-- start Passage --

As a company director, you wear many hats. When it comes to knowing when to wind the company down, you’re often expected to know what to do.

Liquidation in Ireland usually takes place when a solvent company decides to close due to tax, restructuring, or other financial objectives.

Less commonly than we think, liquidation occurs because the company is insolvent and can no longer pay its debts.

By learning about the process in detail, you’ll be well-equipped to manage either scenario in your organisation.

This guide will cover the liquidation process, legal and financial considerations, prevention, strategies, and more.

Introduction to liquidation 

Here are the basics of liquidation, including what it is and why it happens.

What does liquidation mean?

Liquidation involves closing a business and distributing its assets to claimants. This can occur if the company is financially healthy (solvent) or not (insolvent).

A business may decide to liquidate (or be forced to do so) if it can no longer manage its finances and falls into debt. 

But most of the time, liquidation isn’t due to financial failure. Many solvent businesses without debt choose to close for other reasons like restructuring, owner retirement, or shifting business priorities and needs.

What types of liquidation are there?

There are two main types of liquidation in Ireland:

Voluntary liquidation 

    Voluntary liquidation happens when a company’s owners or shareholders decide to close the business themselves. There are 2 subtypes within this category:

    • Members Voluntary Liquidation (MVL): This is the official process for closing a financially healthy company. Since the company is solvent and has more assets than debts, it can repay everything it owes before its dissolution. A company might voluntarily shut down for a merger, retirement, reorganisation, or for tax purposes. 
    • Creditors Voluntary Liquidation (CVL): This happens when a company can’t pay its debts. The owners of the insolvent company decide to close the business and sell its assets to pay off creditors.

    Compulsory liquidation

      Compulsory liquidation happens when the High Court orders a company that a Company be wound up and its assets be sold to pay off creditors. This usually occurs because a creditor brings the company to court for unpaid debts. A liquidator is then appointed to sell the company’s assets, and the money made is used to pay creditors.

-- end Passage --

▶ Stated goal a
Substitute "article" for "guide" and give the liquidation text between "Less commonly than" and "or not (insolvent).", inclusive.
The liquidation text and the records that follow it come from unrelated sources.

-- start Extracted data --

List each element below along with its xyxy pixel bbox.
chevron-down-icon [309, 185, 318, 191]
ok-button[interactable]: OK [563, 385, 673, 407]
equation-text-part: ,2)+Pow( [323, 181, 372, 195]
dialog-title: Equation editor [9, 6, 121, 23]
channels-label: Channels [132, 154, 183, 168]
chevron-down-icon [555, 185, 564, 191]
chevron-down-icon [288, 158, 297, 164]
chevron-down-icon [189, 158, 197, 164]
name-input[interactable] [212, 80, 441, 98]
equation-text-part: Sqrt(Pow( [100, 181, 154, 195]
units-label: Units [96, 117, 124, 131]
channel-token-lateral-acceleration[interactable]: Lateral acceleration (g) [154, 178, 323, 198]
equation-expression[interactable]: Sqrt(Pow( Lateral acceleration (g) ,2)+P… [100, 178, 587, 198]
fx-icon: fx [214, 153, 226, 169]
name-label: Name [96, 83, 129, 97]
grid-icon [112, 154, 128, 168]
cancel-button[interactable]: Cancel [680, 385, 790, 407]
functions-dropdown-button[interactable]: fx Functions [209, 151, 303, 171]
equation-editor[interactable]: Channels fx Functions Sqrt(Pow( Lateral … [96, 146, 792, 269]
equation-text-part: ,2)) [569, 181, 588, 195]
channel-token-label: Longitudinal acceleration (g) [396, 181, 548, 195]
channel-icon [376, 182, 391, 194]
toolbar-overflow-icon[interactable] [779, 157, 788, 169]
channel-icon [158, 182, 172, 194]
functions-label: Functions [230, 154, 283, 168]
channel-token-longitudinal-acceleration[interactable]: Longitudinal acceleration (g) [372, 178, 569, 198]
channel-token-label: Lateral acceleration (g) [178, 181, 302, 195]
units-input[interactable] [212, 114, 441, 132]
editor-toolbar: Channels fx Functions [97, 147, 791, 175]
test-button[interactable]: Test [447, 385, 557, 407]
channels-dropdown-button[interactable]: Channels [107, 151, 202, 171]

-- end Extracted data --

▶ Stated goal b
Convert every line of the records into a numbered list, leaving out any blank lines.

▶ Exercise solution a
Less commonly than we think, liquidation occurs because the company is insolvent and can no longer pay its debts.

By learning about the process in detail, you’ll be well-equipped to manage either scenario in your organisation.

This article will cover the liquidation process, legal and financial considerations, prevention, strategies, and more.

Introduction to liquidation 

Here are the basics of liquidation, including what it is and why it happens.

What does liquidation mean?

Liquidation involves closing a business and distributing its assets to claimants. This can occur if the company is financially healthy (solvent) or not (insolvent).

▶ Exercise solution b
1. List each element below along with its xyxy pixel bbox.
2. chevron-down-icon [309, 185, 318, 191]
3. ok-button[interactable]: OK [563, 385, 673, 407]
4. equation-text-part: ,2)+Pow( [323, 181, 372, 195]
5. dialog-title: Equation editor [9, 6, 121, 23]
6. channels-label: Channels [132, 154, 183, 168]
7. chevron-down-icon [555, 185, 564, 191]
8. chevron-down-icon [288, 158, 297, 164]
9. chevron-down-icon [189, 158, 197, 164]
10. name-input[interactable] [212, 80, 441, 98]
11. equation-text-part: Sqrt(Pow( [100, 181, 154, 195]
12. units-label: Units [96, 117, 124, 131]
13. channel-token-lateral-acceleration[interactable]: Lateral acceleration (g) [154, 178, 323, 198]
14. equation-expression[interactable]: Sqrt(Pow( Lateral acceleration (g) ,2)+P… [100, 178, 587, 198]
15. fx-icon: fx [214, 153, 226, 169]
16. name-label: Name [96, 83, 129, 97]
17. grid-icon [112, 154, 128, 168]
18. cancel-button[interactable]: Cancel [680, 385, 790, 407]
19. functions-dropdown-button[interactable]: fx Functions [209, 151, 303, 171]
20. equation-editor[interactable]: Channels fx Functions Sqrt(Pow( Lateral … [96, 146, 792, 269]
21. equation-text-part: ,2)) [569, 181, 588, 195]
22. channel-token-label: Longitudinal acceleration (g) [396, 181, 548, 195]
23. channel-icon [376, 182, 391, 194]
24. toolbar-overflow-icon[interactable] [779, 157, 788, 169]
25. channel-icon [158, 182, 172, 194]
26. functions-label: Functions [230, 154, 283, 168]
27. channel-token-longitudinal-acceleration[interactable]: Longitudinal acceleration (g) [372, 178, 569, 198]
28. channel-token-label: Lateral acceleration (g) [178, 181, 302, 195]
29. units-input[interactable] [212, 114, 441, 132]
30. editor-toolbar: Channels fx Functions [97, 147, 791, 175]
31. test-button[interactable]: Test [447, 385, 557, 407]
32. channels-dropdown-button[interactable]: Channels [107, 151, 202, 171]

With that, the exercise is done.